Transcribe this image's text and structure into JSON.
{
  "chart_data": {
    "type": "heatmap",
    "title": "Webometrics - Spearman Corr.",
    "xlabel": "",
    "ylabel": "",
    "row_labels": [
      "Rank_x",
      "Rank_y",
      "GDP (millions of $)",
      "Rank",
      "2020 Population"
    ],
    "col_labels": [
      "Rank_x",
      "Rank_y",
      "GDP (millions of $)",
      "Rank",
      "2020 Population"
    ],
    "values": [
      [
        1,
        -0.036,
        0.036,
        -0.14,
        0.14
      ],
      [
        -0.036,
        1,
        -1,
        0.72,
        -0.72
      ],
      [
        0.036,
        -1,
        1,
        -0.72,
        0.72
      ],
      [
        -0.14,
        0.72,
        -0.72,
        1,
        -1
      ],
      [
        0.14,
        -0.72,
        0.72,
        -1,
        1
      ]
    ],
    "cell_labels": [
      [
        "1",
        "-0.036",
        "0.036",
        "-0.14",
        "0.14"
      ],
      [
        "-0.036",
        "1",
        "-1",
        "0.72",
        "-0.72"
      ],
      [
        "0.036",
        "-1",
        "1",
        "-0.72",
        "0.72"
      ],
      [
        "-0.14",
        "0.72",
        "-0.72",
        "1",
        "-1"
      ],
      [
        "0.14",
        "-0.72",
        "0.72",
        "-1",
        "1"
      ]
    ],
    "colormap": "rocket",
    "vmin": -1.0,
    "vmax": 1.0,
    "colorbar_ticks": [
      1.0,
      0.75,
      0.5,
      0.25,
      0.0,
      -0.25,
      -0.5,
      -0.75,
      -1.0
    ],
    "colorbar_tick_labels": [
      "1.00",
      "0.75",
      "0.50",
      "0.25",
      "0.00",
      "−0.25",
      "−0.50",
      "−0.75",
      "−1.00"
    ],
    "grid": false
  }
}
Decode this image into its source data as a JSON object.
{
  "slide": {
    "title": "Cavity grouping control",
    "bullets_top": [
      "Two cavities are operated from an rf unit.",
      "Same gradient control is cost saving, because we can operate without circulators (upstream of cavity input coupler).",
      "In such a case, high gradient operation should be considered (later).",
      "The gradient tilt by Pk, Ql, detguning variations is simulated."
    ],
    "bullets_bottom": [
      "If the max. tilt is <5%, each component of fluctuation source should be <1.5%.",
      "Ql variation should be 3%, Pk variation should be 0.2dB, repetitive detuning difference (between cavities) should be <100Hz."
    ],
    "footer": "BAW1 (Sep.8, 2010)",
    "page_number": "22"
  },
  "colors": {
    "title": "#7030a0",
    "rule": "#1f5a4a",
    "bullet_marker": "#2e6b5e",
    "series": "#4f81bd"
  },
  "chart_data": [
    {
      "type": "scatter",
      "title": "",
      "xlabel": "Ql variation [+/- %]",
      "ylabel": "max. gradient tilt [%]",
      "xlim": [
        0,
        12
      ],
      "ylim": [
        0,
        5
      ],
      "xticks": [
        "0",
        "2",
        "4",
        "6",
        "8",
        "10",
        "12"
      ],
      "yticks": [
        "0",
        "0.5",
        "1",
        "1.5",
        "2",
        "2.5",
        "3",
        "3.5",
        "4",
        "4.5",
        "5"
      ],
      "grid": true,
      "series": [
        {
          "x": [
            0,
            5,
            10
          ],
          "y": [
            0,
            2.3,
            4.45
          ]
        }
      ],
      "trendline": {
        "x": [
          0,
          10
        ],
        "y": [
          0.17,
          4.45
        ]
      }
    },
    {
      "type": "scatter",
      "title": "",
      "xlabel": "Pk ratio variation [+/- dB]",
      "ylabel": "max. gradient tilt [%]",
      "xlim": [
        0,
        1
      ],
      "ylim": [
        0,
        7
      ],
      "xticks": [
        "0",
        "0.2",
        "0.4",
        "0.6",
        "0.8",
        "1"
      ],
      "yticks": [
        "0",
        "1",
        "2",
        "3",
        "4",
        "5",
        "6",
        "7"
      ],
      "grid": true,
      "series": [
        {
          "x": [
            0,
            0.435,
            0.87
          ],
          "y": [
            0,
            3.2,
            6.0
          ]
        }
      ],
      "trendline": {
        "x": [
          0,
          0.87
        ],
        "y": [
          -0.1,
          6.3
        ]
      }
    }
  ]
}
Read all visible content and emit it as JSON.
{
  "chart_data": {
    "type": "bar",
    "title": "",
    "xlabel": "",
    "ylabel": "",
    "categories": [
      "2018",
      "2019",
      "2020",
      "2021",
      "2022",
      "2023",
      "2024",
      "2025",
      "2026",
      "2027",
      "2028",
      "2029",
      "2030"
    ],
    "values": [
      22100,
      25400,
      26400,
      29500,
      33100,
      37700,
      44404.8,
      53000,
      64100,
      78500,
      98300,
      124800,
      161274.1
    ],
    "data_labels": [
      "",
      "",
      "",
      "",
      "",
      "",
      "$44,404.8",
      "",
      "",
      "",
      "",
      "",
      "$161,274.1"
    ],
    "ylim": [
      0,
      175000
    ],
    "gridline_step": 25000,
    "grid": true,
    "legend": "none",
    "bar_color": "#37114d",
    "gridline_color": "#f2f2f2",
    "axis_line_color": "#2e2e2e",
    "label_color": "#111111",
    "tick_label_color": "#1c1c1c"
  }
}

== Required work ==
Recopy the entries above in their entirety, exactly.

== Solution for this exercise ==
Transcribe this image's text and structure into JSON.
{
  "chart_data": {
    "type": "heatmap",
    "title": "Webometrics - Spearman Corr.",
    "xlabel": "",
    "ylabel": "",
    "row_labels": [
      "Rank_x",
      "Rank_y",
      "GDP (millions of $)",
      "Rank",
      "2020 Population"
    ],
    "col_labels": [
      "Rank_x",
      "Rank_y",
      "GDP (millions of $)",
      "Rank",
      "2020 Population"
    ],
    "values": [
      [
        1,
        -0.036,
        0.036,
        -0.14,
        0.14
      ],
      [
        -0.036,
        1,
        -1,
        0.72,
        -0.72
      ],
      [
        0.036,
        -1,
        1,
        -0.72,
        0.72
      ],
      [
        -0.14,
        0.72,
        -0.72,
        1,
        -1
      ],
      [
        0.14,
        -0.72,
        0.72,
        -1,
        1
      ]
    ],
    "cell_labels": [
      [
        "1",
        "-0.036",
        "0.036",
        "-0.14",
        "0.14"
      ],
      [
        "-0.036",
        "1",
        "-1",
        "0.72",
        "-0.72"
      ],
      [
        "0.036",
        "-1",
        "1",
        "-0.72",
        "0.72"
      ],
      [
        "-0.14",
        "0.72",
        "-0.72",
        "1",
        "-1"
      ],
      [
        "0.14",
        "-0.72",
        "0.72",
        "-1",
        "1"
      ]
    ],
    "colormap": "rocket",
    "vmin": -1.0,
    "vmax": 1.0,
    "colorbar_ticks": [
      1.0,
      0.75,
      0.5,
      0.25,
      0.0,
      -0.25,
      -0.5,
      -0.75,
      -1.0
    ],
    "colorbar_tick_labels": [
      "1.00",
      "0.75",
      "0.50",
      "0.25",
      "0.00",
      "−0.25",
      "−0.50",
      "−0.75",
      "−1.00"
    ],
    "grid": false
  }
}
Decode this image into its source data as a JSON object.
{
  "slide": {
    "title": "Cavity grouping control",
    "bullets_top": [
      "Two cavities are operated from an rf unit.",
      "Same gradient control is cost saving, because we can operate without circulators (upstream of cavity input coupler).",
      "In such a case, high gradient operation should be considered (later).",
      "The gradient tilt by Pk, Ql, detguning variations is simulated."
    ],
    "bullets_bottom": [
      "If the max. tilt is <5%, each component of fluctuation source should be <1.5%.",
      "Ql variation should be 3%, Pk variation should be 0.2dB, repetitive detuning difference (between cavities) should be <100Hz."
    ],
    "footer": "BAW1 (Sep.8, 2010)",
    "page_number": "22"
  },
  "colors": {
    "title": "#7030a0",
    "rule": "#1f5a4a",
    "bullet_marker": "#2e6b5e",
    "series": "#4f81bd"
  },
  "chart_data": [
    {
      "type": "scatter",
      "title": "",
      "xlabel": "Ql variation [+/- %]",
      "ylabel": "max. gradient tilt [%]",
      "xlim": [
        0,
        12
      ],
      "ylim": [
        0,
        5
      ],
      "xticks": [
        "0",
        "2",
        "4",
        "6",
        "8",
        "10",
        "12"
      ],
      "yticks": [
        "0",
        "0.5",
        "1",
        "1.5",
        "2",
        "2.5",
        "3",
        "3.5",
        "4",
        "4.5",
        "5"
      ],
      "grid": true,
      "series": [
        {
          "x": [
            0,
            5,
            10
          ],
          "y": [
            0,
            2.3,
            4.45
          ]
        }
      ],
      "trendline": {
        "x": [
          0,
          10
        ],
        "y": [
          0.17,
          4.45
        ]
      }
    },
    {
      "type": "scatter",
      "title": "",
      "xlabel": "Pk ratio variation [+/- dB]",
      "ylabel": "max. gradient tilt [%]",
      "xlim": [
        0,
        1
      ],
      "ylim": [
        0,
        7
      ],
      "xticks": [
        "0",
        "0.2",
        "0.4",
        "0.6",
        "0.8",
        "1"
      ],
      "yticks": [
        "0",
        "1",
        "2",
        "3",
        "4",
        "5",
        "6",
        "7"
      ],
      "grid": true,
      "series": [
        {
          "x": [
            0,
            0.435,
            0.87
          ],
          "y": [
            0,
            3.2,
            6.0
          ]
        }
      ],
      "trendline": {
        "x": [
          0,
          0.87
        ],
        "y": [
          -0.1,
          6.3
        ]
      }
    }
  ]
}
Read all visible content and emit it as JSON.
{
  "chart_data": {
    "type": "bar",
    "title": "",
    "xlabel": "",
    "ylabel": "",
    "categories": [
      "2018",
      "2019",
      "2020",
      "2021",
      "2022",
      "2023",
      "2024",
      "2025",
      "2026",
      "2027",
      "2028",
      "2029",
      "2030"
    ],
    "values": [
      22100,
      25400,
      26400,
      29500,
      33100,
      37700,
      44404.8,
      53000,
      64100,
      78500,
      98300,
      124800,
      161274.1
    ],
    "data_labels": [
      "",
      "",
      "",
      "",
      "",
      "",
      "$44,404.8",
      "",
      "",
      "",
      "",
      "",
      "$161,274.1"
    ],
    "ylim": [
      0,
      175000
    ],
    "gridline_step": 25000,
    "grid": true,
    "legend": "none",
    "bar_color": "#37114d",
    "gridline_color": "#f2f2f2",
    "axis_line_color": "#2e2e2e",
    "label_color": "#111111",
    "tick_label_color": "#1c1c1c"
  }
}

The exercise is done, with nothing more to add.